- _Given task_
Repeat each record exactly. Any picture gets left out.

- _Material for the task_
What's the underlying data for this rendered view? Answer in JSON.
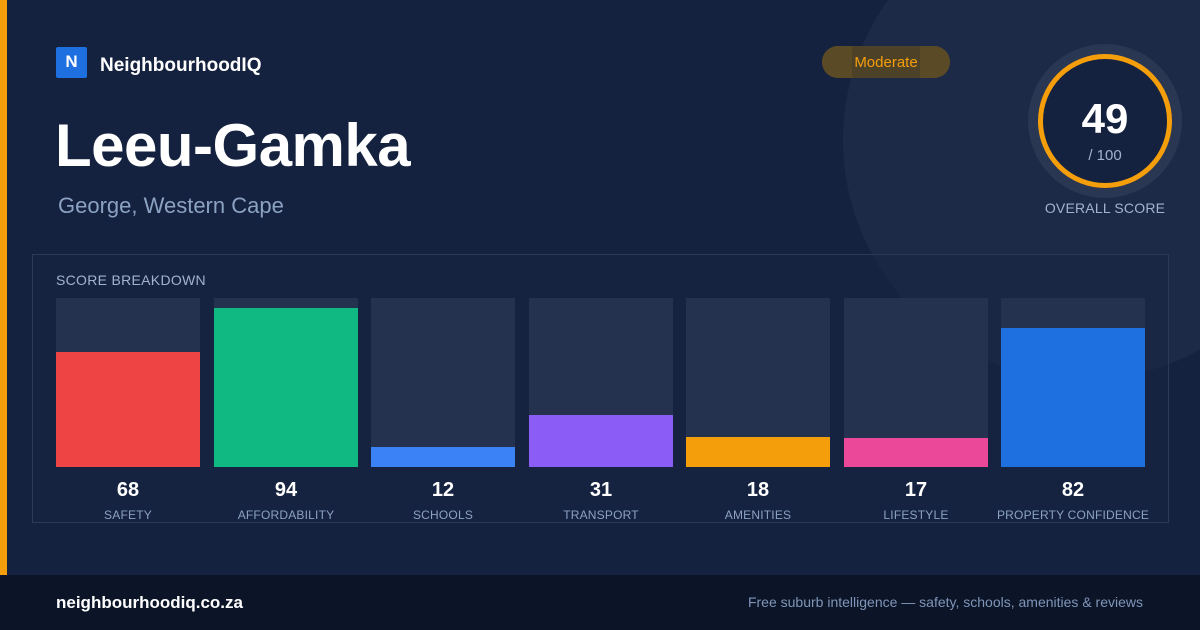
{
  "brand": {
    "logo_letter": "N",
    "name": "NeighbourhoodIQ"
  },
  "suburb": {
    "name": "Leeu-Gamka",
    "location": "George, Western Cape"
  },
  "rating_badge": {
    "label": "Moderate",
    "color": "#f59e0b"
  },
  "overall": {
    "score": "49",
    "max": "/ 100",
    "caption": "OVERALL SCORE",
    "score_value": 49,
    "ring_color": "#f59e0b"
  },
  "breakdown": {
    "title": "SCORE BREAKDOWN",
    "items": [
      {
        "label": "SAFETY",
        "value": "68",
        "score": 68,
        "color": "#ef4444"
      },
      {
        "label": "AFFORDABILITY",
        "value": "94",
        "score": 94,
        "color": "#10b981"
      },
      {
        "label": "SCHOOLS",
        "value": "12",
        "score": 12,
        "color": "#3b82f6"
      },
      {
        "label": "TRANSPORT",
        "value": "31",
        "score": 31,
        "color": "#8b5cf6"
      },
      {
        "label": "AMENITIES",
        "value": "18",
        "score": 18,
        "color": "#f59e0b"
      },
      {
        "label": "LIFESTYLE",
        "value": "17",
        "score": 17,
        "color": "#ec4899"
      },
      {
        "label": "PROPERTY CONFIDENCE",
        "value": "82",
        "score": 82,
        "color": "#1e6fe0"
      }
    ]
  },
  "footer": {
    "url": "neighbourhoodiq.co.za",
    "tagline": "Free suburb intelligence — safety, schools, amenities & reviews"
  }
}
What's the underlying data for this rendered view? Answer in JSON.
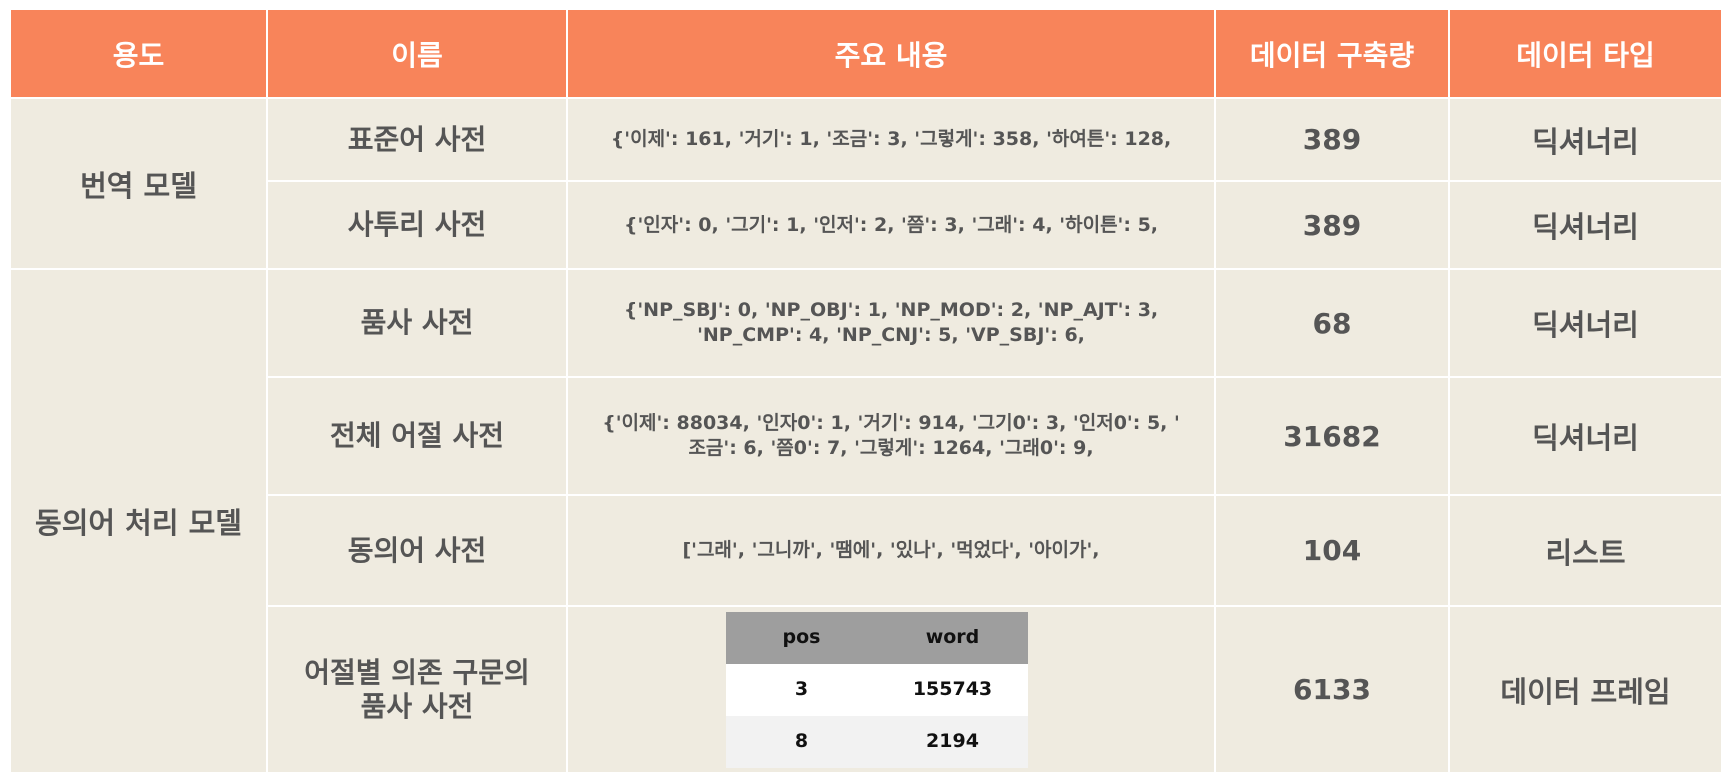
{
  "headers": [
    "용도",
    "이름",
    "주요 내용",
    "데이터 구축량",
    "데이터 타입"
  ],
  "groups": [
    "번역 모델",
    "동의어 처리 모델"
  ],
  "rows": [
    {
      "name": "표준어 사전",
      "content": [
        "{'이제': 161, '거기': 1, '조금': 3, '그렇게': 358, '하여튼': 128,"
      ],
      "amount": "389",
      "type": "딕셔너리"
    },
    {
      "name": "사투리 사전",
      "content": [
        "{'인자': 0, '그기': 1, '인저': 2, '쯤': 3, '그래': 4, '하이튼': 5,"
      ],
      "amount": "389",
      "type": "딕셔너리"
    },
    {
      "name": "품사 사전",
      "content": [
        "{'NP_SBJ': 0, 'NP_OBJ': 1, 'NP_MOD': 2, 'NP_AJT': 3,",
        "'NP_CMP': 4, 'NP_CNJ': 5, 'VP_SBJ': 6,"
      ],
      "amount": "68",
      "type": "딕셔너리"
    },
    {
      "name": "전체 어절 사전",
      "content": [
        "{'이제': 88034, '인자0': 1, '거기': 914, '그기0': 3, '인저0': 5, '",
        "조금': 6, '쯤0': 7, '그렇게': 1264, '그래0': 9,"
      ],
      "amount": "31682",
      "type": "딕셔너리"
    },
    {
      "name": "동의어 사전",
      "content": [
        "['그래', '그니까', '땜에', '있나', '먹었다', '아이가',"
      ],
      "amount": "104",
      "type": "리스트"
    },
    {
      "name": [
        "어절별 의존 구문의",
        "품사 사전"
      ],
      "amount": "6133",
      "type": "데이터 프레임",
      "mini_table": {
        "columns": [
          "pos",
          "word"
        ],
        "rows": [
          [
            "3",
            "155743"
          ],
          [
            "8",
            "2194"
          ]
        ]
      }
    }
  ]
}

- _The solution_
What's the underlying data for this rendered view? Answer in JSON.
{
  "brand": {
    "logo_letter": "N",
    "name": "NeighbourhoodIQ"
  },
  "suburb": {
    "name": "Leeu-Gamka",
    "location": "George, Western Cape"
  },
  "rating_badge": {
    "label": "Moderate",
    "color": "#f59e0b"
  },
  "overall": {
    "score": "49",
    "max": "/ 100",
    "caption": "OVERALL SCORE",
    "score_value": 49,
    "ring_color": "#f59e0b"
  },
  "breakdown": {
    "title": "SCORE BREAKDOWN",
    "items": [
      {
        "label": "SAFETY",
        "value": "68",
        "score": 68,
        "color": "#ef4444"
      },
      {
        "label": "AFFORDABILITY",
        "value": "94",
        "score": 94,
        "color": "#10b981"
      },
      {
        "label": "SCHOOLS",
        "value": "12",
        "score": 12,
        "color": "#3b82f6"
      },
      {
        "label": "TRANSPORT",
        "value": "31",
        "score": 31,
        "color": "#8b5cf6"
      },
      {
        "label": "AMENITIES",
        "value": "18",
        "score": 18,
        "color": "#f59e0b"
      },
      {
        "label": "LIFESTYLE",
        "value": "17",
        "score": 17,
        "color": "#ec4899"
      },
      {
        "label": "PROPERTY CONFIDENCE",
        "value": "82",
        "score": 82,
        "color": "#1e6fe0"
      }
    ]
  },
  "footer": {
    "url": "neighbourhoodiq.co.za",
    "tagline": "Free suburb intelligence — safety, schools, amenities & reviews"
  }
}
What's the underlying data for this rendered view? Answer in JSON.
{
  "headers": [
    "용도",
    "이름",
    "주요 내용",
    "데이터 구축량",
    "데이터 타입"
  ],
  "groups": [
    "번역 모델",
    "동의어 처리 모델"
  ],
  "rows": [
    {
      "name": "표준어 사전",
      "content": [
        "{'이제': 161, '거기': 1, '조금': 3, '그렇게': 358, '하여튼': 128,"
      ],
      "amount": "389",
      "type": "딕셔너리"
    },
    {
      "name": "사투리 사전",
      "content": [
        "{'인자': 0, '그기': 1, '인저': 2, '쯤': 3, '그래': 4, '하이튼': 5,"
      ],
      "amount": "389",
      "type": "딕셔너리"
    },
    {
      "name": "품사 사전",
      "content": [
        "{'NP_SBJ': 0, 'NP_OBJ': 1, 'NP_MOD': 2, 'NP_AJT': 3,",
        "'NP_CMP': 4, 'NP_CNJ': 5, 'VP_SBJ': 6,"
      ],
      "amount": "68",
      "type": "딕셔너리"
    },
    {
      "name": "전체 어절 사전",
      "content": [
        "{'이제': 88034, '인자0': 1, '거기': 914, '그기0': 3, '인저0': 5, '",
        "조금': 6, '쯤0': 7, '그렇게': 1264, '그래0': 9,"
      ],
      "amount": "31682",
      "type": "딕셔너리"
    },
    {
      "name": "동의어 사전",
      "content": [
        "['그래', '그니까', '땜에', '있나', '먹었다', '아이가',"
      ],
      "amount": "104",
      "type": "리스트"
    },
    {
      "name": [
        "어절별 의존 구문의",
        "품사 사전"
      ],
      "amount": "6133",
      "type": "데이터 프레임",
      "mini_table": {
        "columns": [
          "pos",
          "word"
        ],
        "rows": [
          [
            "3",
            "155743"
          ],
          [
            "8",
            "2194"
          ]
        ]
      }
    }
  ]
}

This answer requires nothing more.